begin Given records

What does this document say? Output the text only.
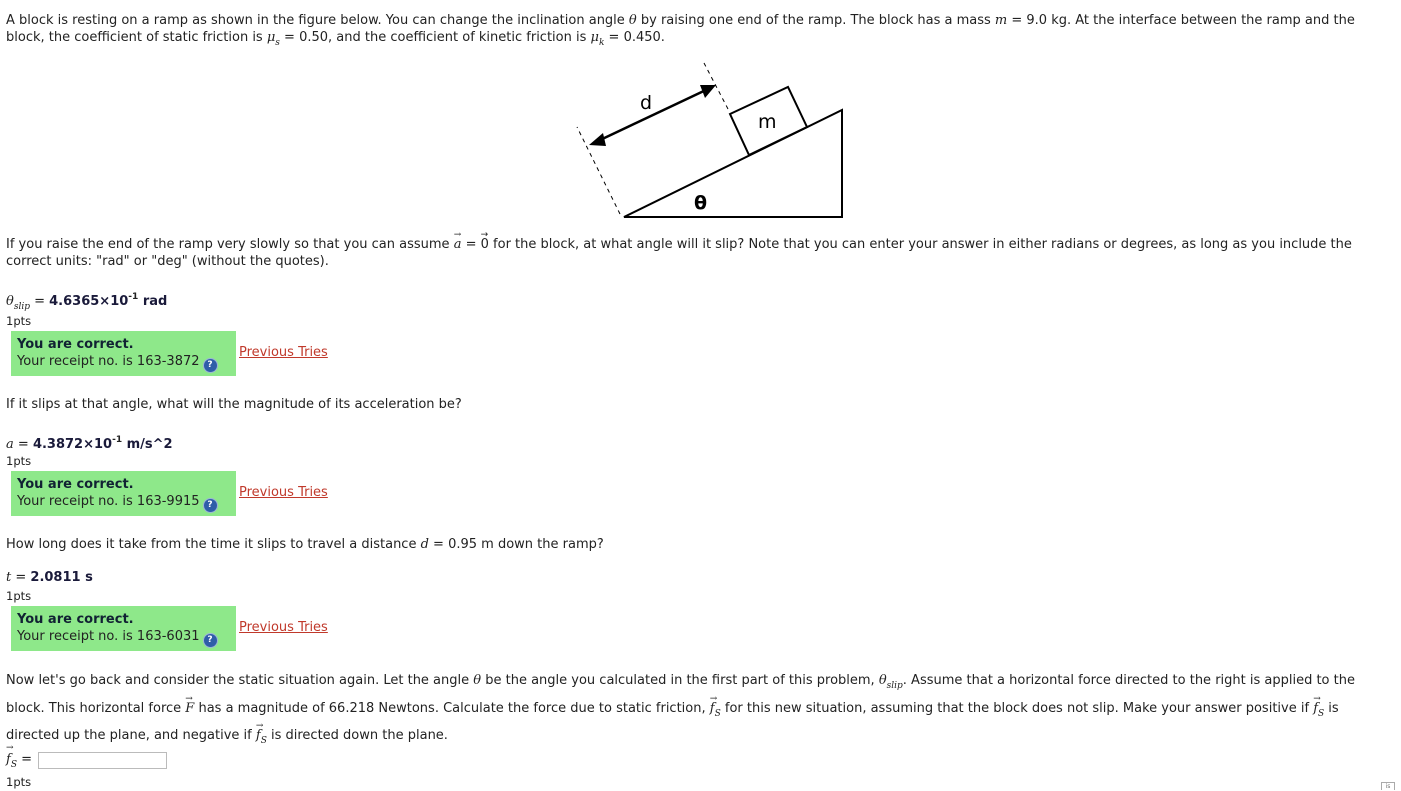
A block is resting on a ramp as shown in the figure below. You can change the inclination angle θ by raising one end of the ramp. The block has a mass m = 9.0 kg. At the interface between the ramp and the block, the coefficient of static friction is $\mu_s = 0.50$, and the coefficient of kinetic friction is $\mu_k = 0.450$.
d
m
θ
If you raise the end of the ramp very slowly so that you can assume → a = → 0 for the block, at what angle will it slip? Note that you can enter your answer in either radians or degrees, as long as you include the correct units: "rad" or "deg" (without the quotes).
$\theta_{slip} = 4.6365\times 10^{-1}$ rad
1pts
You are correct.
Your receipt no. is 163-3872 ?
Previous Tries
If it slips at that angle, what will the magnitude of its acceleration be?
$a = 4.3872\times 10^{-1}$ m/s^2
1pts
You are correct.
Your receipt no. is 163-9915 ?
Previous Tries
How long does it take from the time it slips to travel a distance d = 0.95 m down the ramp?
t = 2.0811 s
1pts
You are correct.
Your receipt no. is 163-6031 ?
Previous Tries
Now let's go back and consider the static situation again. Let the angle θ be the angle you calculated in the first part of this problem, $\theta_{slip}$. Assume that a horizontal force directed to the right is applied to the block. This horizontal force → F has a magnitude of 66.218 Newtons. Calculate the force due to static friction, → $f_S$ for this new situation, assuming that the block does not slip. Make your answer positive if → $f_S$ is directed up the plane, and negative if → $f_S$ is directed down the plane.
→ $f_S$ =
1pts	is
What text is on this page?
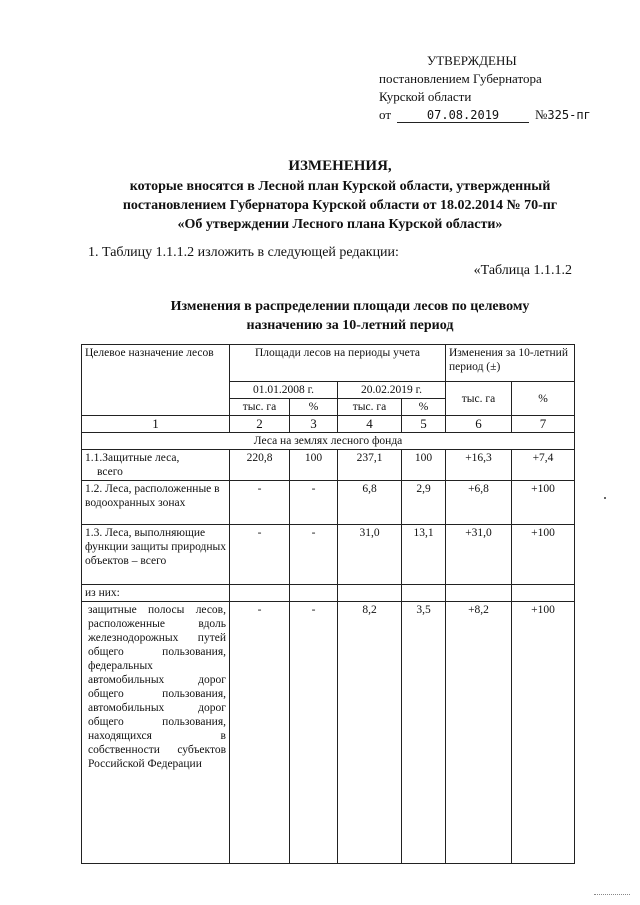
УТВЕРЖДЕНЫ
постановлением Губернатора
Курской области
от	07.08.2019	№ 325-пг
ИЗМЕНЕНИЯ,
которые вносятся в Лесной план Курской области, утвержденный
постановлением Губернатора Курской области от 18.02.2014 № 70-пг
«Об утверждении Лесного плана Курской области»
1. Таблицу 1.1.1.2 изложить в следующей редакции:
«Таблица 1.1.1.2
Изменения в распределении площади лесов по целевому
назначению за 10-летний период
Целевое назначение лесов	Площади лесов на периоды учета				Изменения за 10-летний период (±)	
	01.01.2008 г.		20.02.2019 г.		тыс. га	%
	тыс. га	%	тыс. га	%		
1	2	3	4	5	6	7
Леса на землях лесного фонда						

1.1.Защитные леса,
всего	220,8	100	237,1	100	+16,3	+7,4
1.2. Леса, расположенные в водоохранных зонах	-	-	6,8	2,9	+6,8	+100
1.3. Леса, выполняющие функции защиты природных объектов – всего	-	-	31,0	13,1	+31,0	+100
из них:						
защитные полосы лесов, расположенные вдоль железнодорожных путей общего пользования, федеральных автомобильных дорог общего пользования, автомобильных дорог общего пользования, находящихся в собственности субъектов Российской Федерации	-	-	8,2	3,5	+8,2	+100
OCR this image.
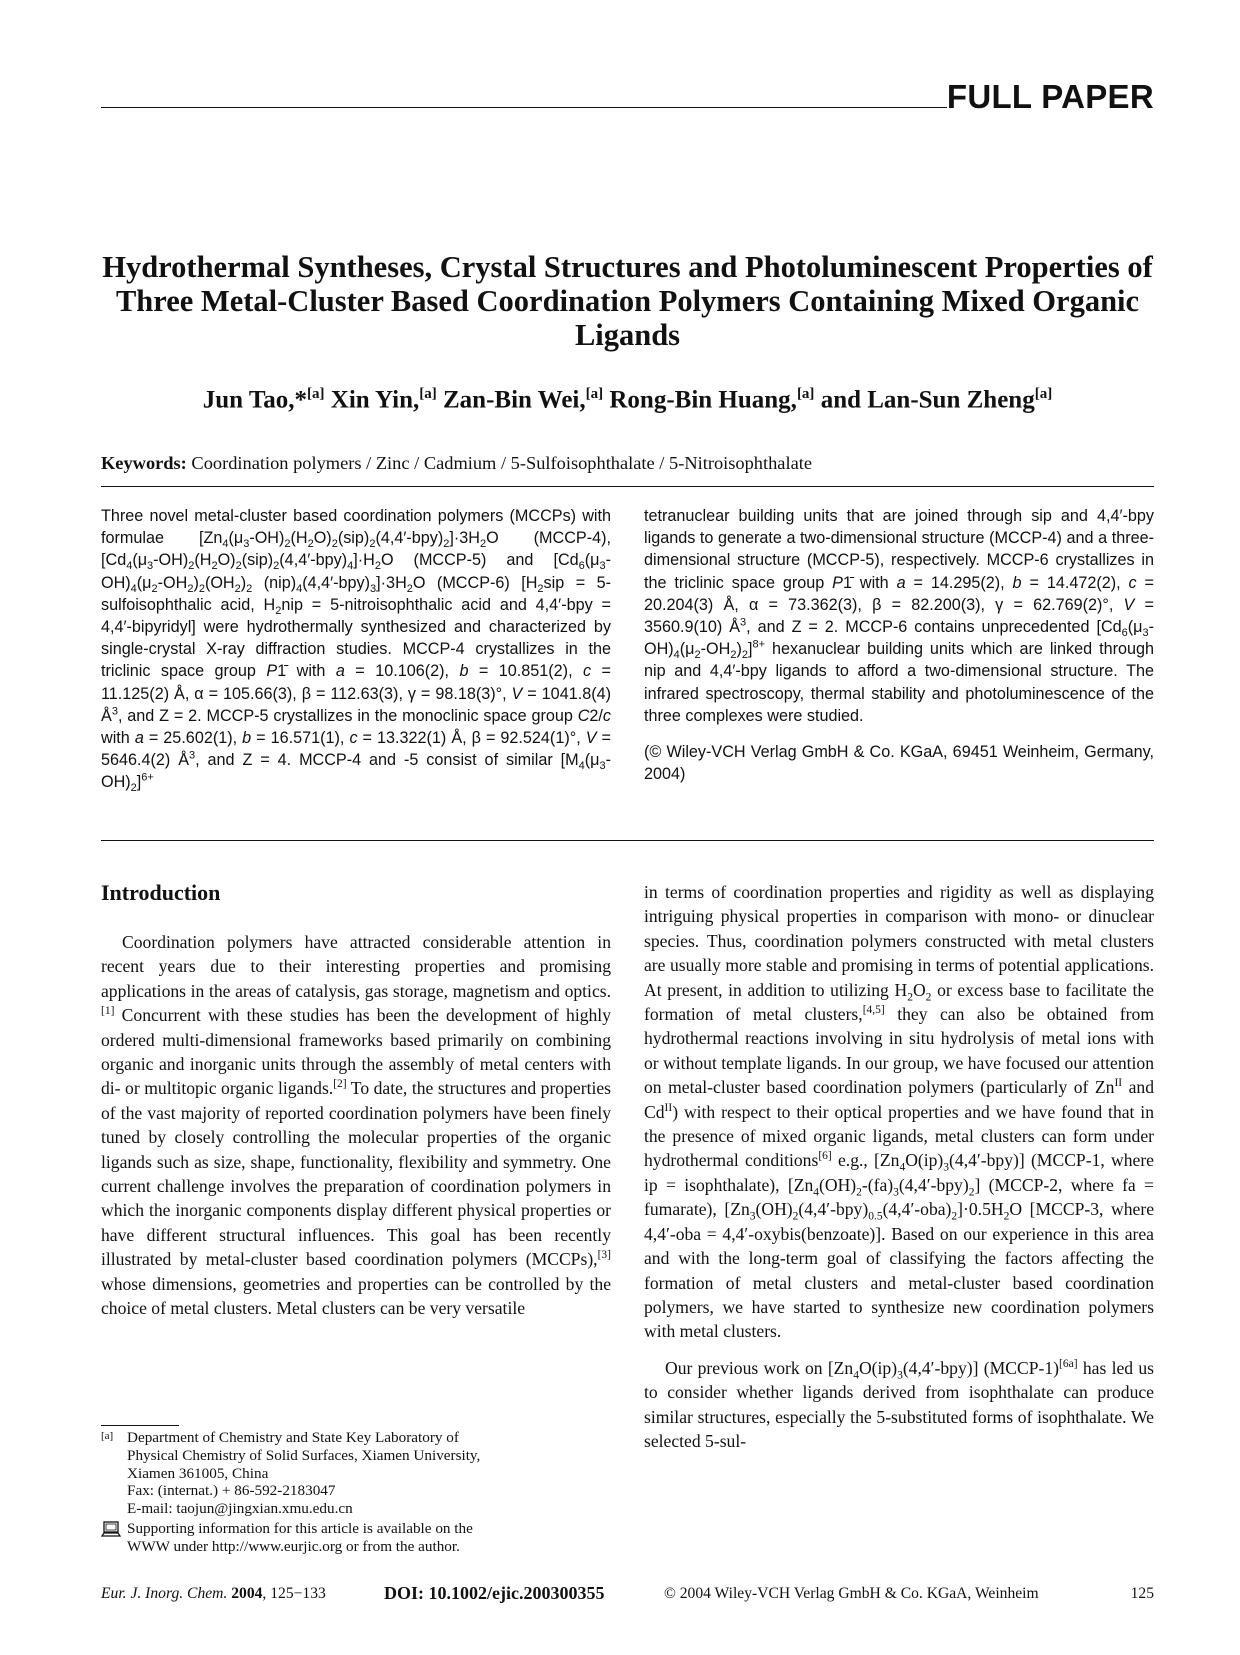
FULL PAPER
Hydrothermal Syntheses, Crystal Structures and Photoluminescent Properties of Three Metal-Cluster Based Coordination Polymers Containing Mixed Organic Ligands
Jun Tao,*[a] Xin Yin,[a] Zan-Bin Wei,[a] Rong-Bin Huang,[a] and Lan-Sun Zheng[a]
Keywords: Coordination polymers / Zinc / Cadmium / 5-Sulfoisophthalate / 5-Nitroisophthalate

Three novel metal-cluster based coordination polymers (MCCPs) with formulae $[Zn_4(\mu_3-OH)_2(H_2O)_2(sip)_2(4,4'-bpy)_2]\cdot 3H_2O$ (MCCP-4), $[Cd_4(\mu_3-OH)_2(H_2O)_2(sip)_2(4,4'-bpy)_4]\cdot H_2O$ (MCCP-5) and [$Cd_6(\mu_3-OH)_4(\mu_2-OH_2)_2(OH_2)_2$ $(nip)_4(4,4'-bpy)_3]\cdot 3H_2O$ (MCCP-6) [$H_2sip$ = 5-sulfoisophthalic acid, $H_2nip$ = 5-nitroisophthalic acid and 4,4′-bpy = 4,4′-bipyridyl] were hydrothermally synthesized and characterized by single-crystal X-ray diffraction studies. MCCP-4 crystallizes in the triclinic space group P1̄ with a = 10.106(2), b = 10.851(2), c = 11.125(2) Å, α = 105.66(3), β = 112.63(3), γ = 98.18(3)°, V = 1041.8(4) $Å^3$, and Z = 2. MCCP-5 crystallizes in the monoclinic space group C2/c with a = 25.602(1), b = 16.571(1), c = 13.322(1) Å, β = 92.524(1)°, V = 5646.4(2) $Å^3$, and Z = 4. MCCP-4 and -5 consist of similar $[M_4(\mu_3-OH)_2]^{6+}$

tetranuclear building units that are joined through sip and 4,4′-bpy ligands to generate a two-dimensional structure (MCCP-4) and a three-dimensional structure (MCCP-5), respectively. MCCP-6 crystallizes in the triclinic space group P1̄ with a = 14.295(2), b = 14.472(2), c = 20.204(3) Å, α = 73.362(3), β = 82.200(3), γ = 62.769(2)°, V = 3560.9(10) $Å^3$, and Z = 2. MCCP-6 contains unprecedented $[Cd_6(\mu_3-OH)_4(\mu_2-OH_2)_2]^{8+}$ hexanuclear building units which are linked through nip and 4,4′-bpy ligands to afford a two-dimensional structure. The infrared spectroscopy, thermal stability and photoluminescence of the three complexes were studied.

(© Wiley-VCH Verlag GmbH & Co. KGaA, 69451 Weinheim, Germany, 2004)

Introduction

Coordination polymers have attracted considerable attention in recent years due to their interesting properties and promising applications in the areas of catalysis, gas storage, magnetism and optics.[1] Concurrent with these studies has been the development of highly ordered multi-dimensional frameworks based primarily on combining organic and inorganic units through the assembly of metal centers with di- or multitopic organic ligands.[2] To date, the structures and properties of the vast majority of reported coordination polymers have been finely tuned by closely controlling the molecular properties of the organic ligands such as size, shape, functionality, flexibility and symmetry. One current challenge involves the preparation of coordination polymers in which the inorganic components display different physical properties or have different structural influences. This goal has been recently illustrated by metal-cluster based coordination polymers (MCCPs),[3] whose dimensions, geometries and properties can be controlled by the choice of metal clusters. Metal clusters can be very versatile

in terms of coordination properties and rigidity as well as displaying intriguing physical properties in comparison with mono- or dinuclear species. Thus, coordination polymers constructed with metal clusters are usually more stable and promising in terms of potential applications. At present, in addition to utilizing $H_2O_2$ or excess base to facilitate the formation of metal clusters,[4,5] they can also be obtained from hydrothermal reactions involving in situ hydrolysis of metal ions with or without template ligands. In our group, we have focused our attention on metal-cluster based coordination polymers (particularly of $Zn^{II}$ and $Cd^{II}$) with respect to their optical properties and we have found that in the presence of mixed organic ligands, metal clusters can form under hydrothermal conditions[6] e.g., $[Zn_4O(ip)_3(4,4'-bpy)]$ (MCCP-1, where ip = isophthalate), $[Zn_4(OH)_2-(fa)_3(4,4'-bpy)_2]$ (MCCP-2, where fa = fumarate), $[Zn_3(OH)_2(4,4'-bpy)_{0.5}(4,4'-oba)_2]\cdot 0.5H_2O$ [MCCP-3, where 4,4′-oba = 4,4′-oxybis(benzoate)]. Based on our experience in this area and with the long-term goal of classifying the factors affecting the formation of metal clusters and metal-cluster based coordination polymers, we have started to synthesize new coordination polymers with metal clusters.

Our previous work on $[Zn_4O(ip)_3(4,4'-bpy)]$ (MCCP-1)[6a] has led us to consider whether ligands derived from isophthalate can produce similar structures, especially the 5-substituted forms of isophthalate. We selected 5-sul-

[a] Department of Chemistry and State Key Laboratory of
Physical Chemistry of Solid Surfaces, Xiamen University,
Xiamen 361005, China
Fax: (internat.) + 86-592-2183047
E-mail: taojun@jingxian.xmu.edu.cn
Supporting information for this article is available on the
WWW under http://www.eurjic.org or from the author.
Eur. J. Inorg. Chem. 2004, 125−133	DOI: 10.1002/ejic.200300355	© 2004 Wiley-VCH Verlag GmbH & Co. KGaA, Weinheim	125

end Given records

What you have to do: Pull out each line containing the word "angle" and copy it.

Task solution:
A block is resting on a ramp as shown in the figure below. You can change the inclination angle θ by raising one end of the ramp. The block has a mass m = 9.0 kg. At the interface between the ramp and the block, the coefficient of static friction is $\mu_s = 0.50$, and the coefficient of kinetic friction is $\mu_k = 0.450$.
If you raise the end of the ramp very slowly so that you can assume → a = → 0 for the block, at what angle will it slip? Note that you can enter your answer in either radians or degrees, as long as you include the correct units: "rad" or "deg" (without the quotes).
If it slips at that angle, what will the magnitude of its acceleration be?
Now let's go back and consider the static situation again. Let the angle θ be the angle you calculated in the first part of this problem, $\theta_{slip}$. Assume that a horizontal force directed to the right is applied to the block. This horizontal force → F has a magnitude of 66.218 Newtons. Calculate the force due to static friction, → $f_S$ for this new situation, assuming that the block does not slip. Make your answer positive if → $f_S$ is directed up the plane, and negative if → $f_S$ is directed down the plane.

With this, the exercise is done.